Reproduce the stretch of the material from its start through the line containing "data-point [95,197,103,205]", substituting "x-axis-tick" for every "x-tick-label" and leaving everything else unchanged.

BEGIN Items

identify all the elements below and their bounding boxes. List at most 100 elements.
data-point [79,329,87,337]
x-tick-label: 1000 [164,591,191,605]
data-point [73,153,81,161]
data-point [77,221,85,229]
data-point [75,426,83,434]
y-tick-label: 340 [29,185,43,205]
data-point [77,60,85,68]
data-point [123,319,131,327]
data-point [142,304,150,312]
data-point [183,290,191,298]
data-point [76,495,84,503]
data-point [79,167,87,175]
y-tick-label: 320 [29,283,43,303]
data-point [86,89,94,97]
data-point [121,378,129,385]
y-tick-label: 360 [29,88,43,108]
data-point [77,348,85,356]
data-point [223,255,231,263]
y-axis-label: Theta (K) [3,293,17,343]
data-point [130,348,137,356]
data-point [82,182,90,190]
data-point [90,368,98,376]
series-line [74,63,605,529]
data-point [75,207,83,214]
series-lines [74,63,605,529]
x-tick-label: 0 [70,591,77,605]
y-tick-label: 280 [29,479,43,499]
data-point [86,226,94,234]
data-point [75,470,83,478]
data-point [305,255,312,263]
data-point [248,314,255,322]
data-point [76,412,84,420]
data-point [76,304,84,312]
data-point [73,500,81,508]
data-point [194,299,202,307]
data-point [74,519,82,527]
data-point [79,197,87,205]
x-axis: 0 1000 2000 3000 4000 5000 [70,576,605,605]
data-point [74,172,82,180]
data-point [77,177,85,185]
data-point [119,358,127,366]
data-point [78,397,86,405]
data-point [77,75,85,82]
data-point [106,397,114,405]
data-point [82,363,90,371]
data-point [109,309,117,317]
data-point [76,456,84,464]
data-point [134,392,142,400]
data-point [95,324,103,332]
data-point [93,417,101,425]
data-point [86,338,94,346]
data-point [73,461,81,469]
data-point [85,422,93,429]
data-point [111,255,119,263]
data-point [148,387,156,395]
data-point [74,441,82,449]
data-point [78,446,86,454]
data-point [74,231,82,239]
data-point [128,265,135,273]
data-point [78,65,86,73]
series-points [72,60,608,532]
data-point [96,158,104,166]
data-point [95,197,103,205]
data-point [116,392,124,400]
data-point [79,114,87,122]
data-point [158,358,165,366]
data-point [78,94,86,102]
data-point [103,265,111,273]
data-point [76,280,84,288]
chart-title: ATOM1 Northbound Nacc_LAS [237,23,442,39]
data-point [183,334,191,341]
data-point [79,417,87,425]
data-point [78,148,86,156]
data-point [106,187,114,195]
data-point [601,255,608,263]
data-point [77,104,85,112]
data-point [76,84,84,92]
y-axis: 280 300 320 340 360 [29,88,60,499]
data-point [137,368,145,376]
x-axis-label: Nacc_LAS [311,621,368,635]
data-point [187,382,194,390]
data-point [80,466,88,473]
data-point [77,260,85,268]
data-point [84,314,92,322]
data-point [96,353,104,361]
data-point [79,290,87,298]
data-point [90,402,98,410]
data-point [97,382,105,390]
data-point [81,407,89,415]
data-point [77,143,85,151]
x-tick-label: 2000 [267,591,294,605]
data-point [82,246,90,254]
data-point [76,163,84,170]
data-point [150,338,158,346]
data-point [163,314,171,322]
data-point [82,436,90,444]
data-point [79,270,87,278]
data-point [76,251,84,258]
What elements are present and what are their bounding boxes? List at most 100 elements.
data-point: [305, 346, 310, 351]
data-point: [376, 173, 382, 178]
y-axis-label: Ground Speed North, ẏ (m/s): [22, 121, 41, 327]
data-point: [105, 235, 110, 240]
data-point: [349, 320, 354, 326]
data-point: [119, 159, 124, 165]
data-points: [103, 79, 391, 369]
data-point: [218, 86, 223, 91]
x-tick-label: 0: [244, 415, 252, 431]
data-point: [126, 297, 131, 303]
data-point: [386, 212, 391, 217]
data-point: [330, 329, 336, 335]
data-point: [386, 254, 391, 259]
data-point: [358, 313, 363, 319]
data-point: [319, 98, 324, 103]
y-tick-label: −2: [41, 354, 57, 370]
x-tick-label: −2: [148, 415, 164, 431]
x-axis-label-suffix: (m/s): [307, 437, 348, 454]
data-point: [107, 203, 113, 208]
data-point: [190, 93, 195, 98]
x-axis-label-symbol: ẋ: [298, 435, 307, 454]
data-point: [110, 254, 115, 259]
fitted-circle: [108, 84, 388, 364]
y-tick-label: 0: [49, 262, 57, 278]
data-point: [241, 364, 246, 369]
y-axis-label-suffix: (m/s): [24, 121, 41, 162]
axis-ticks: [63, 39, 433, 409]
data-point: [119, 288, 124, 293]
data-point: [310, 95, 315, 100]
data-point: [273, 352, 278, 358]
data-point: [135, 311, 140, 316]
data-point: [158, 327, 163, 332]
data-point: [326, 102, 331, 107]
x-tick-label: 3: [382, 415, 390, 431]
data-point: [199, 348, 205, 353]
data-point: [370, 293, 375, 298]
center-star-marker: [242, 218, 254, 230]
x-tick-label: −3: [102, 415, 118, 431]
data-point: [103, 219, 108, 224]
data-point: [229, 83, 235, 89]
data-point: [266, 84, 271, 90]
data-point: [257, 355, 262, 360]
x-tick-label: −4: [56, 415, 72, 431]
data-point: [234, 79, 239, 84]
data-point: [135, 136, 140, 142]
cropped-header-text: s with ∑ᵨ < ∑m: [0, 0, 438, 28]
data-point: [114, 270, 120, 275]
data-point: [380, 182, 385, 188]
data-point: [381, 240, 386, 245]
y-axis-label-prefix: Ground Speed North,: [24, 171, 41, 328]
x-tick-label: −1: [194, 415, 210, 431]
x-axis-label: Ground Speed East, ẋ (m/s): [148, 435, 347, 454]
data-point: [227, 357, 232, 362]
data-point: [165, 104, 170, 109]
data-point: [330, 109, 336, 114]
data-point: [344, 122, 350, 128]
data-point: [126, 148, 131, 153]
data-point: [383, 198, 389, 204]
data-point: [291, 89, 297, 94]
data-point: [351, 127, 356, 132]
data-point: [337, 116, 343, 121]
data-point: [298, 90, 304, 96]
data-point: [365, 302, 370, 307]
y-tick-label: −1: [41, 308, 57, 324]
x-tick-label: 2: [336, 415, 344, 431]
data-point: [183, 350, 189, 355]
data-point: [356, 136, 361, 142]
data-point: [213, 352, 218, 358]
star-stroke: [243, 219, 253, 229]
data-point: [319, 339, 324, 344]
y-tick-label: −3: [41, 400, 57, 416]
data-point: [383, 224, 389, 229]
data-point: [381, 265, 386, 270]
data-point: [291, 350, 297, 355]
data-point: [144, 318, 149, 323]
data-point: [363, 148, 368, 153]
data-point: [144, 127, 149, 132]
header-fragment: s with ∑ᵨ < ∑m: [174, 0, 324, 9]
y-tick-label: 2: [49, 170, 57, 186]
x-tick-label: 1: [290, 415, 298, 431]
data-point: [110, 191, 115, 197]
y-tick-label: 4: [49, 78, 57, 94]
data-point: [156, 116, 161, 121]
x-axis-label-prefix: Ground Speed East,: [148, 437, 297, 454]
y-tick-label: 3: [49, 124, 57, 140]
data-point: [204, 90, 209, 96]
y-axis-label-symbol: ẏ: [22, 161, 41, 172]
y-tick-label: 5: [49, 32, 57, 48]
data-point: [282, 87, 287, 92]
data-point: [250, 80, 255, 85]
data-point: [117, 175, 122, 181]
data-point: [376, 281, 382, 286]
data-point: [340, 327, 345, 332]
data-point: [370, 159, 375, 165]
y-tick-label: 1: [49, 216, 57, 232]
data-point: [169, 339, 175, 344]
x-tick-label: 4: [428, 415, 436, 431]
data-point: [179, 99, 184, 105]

END Items

Result:
identify all the elements below and their bounding boxes. List at most 100 elements.
data-point [79,329,87,337]
x-axis-tick: 1000 [164,591,191,605]
data-point [73,153,81,161]
data-point [77,221,85,229]
data-point [75,426,83,434]
y-tick-label: 340 [29,185,43,205]
data-point [77,60,85,68]
data-point [123,319,131,327]
data-point [142,304,150,312]
data-point [183,290,191,298]
data-point [76,495,84,503]
data-point [79,167,87,175]
y-tick-label: 320 [29,283,43,303]
data-point [86,89,94,97]
data-point [121,378,129,385]
y-tick-label: 360 [29,88,43,108]
data-point [77,348,85,356]
data-point [223,255,231,263]
y-axis-label: Theta (K) [3,293,17,343]
data-point [130,348,137,356]
data-point [82,182,90,190]
data-point [90,368,98,376]
series-line [74,63,605,529]
data-point [75,207,83,214]
series-lines [74,63,605,529]
x-axis-tick: 0 [70,591,77,605]
y-tick-label: 280 [29,479,43,499]
data-point [86,226,94,234]
data-point [75,470,83,478]
data-point [305,255,312,263]
data-point [248,314,255,322]
data-point [76,412,84,420]
data-point [76,304,84,312]
data-point [73,500,81,508]
data-point [194,299,202,307]
data-point [74,519,82,527]
data-point [79,197,87,205]
x-axis: 0 1000 2000 3000 4000 5000 [70,576,605,605]
data-point [74,172,82,180]
data-point [77,177,85,185]
data-point [119,358,127,366]
data-point [78,397,86,405]
data-point [77,75,85,82]
data-point [106,397,114,405]
data-point [82,363,90,371]
data-point [109,309,117,317]
data-point [76,456,84,464]
data-point [134,392,142,400]
data-point [95,324,103,332]
data-point [93,417,101,425]
data-point [86,338,94,346]
data-point [73,461,81,469]
data-point [85,422,93,429]
data-point [111,255,119,263]
data-point [148,387,156,395]
data-point [74,441,82,449]
data-point [78,446,86,454]
data-point [74,231,82,239]
data-point [128,265,135,273]
data-point [78,65,86,73]
series-points [72,60,608,532]
data-point [96,158,104,166]
data-point [95,197,103,205]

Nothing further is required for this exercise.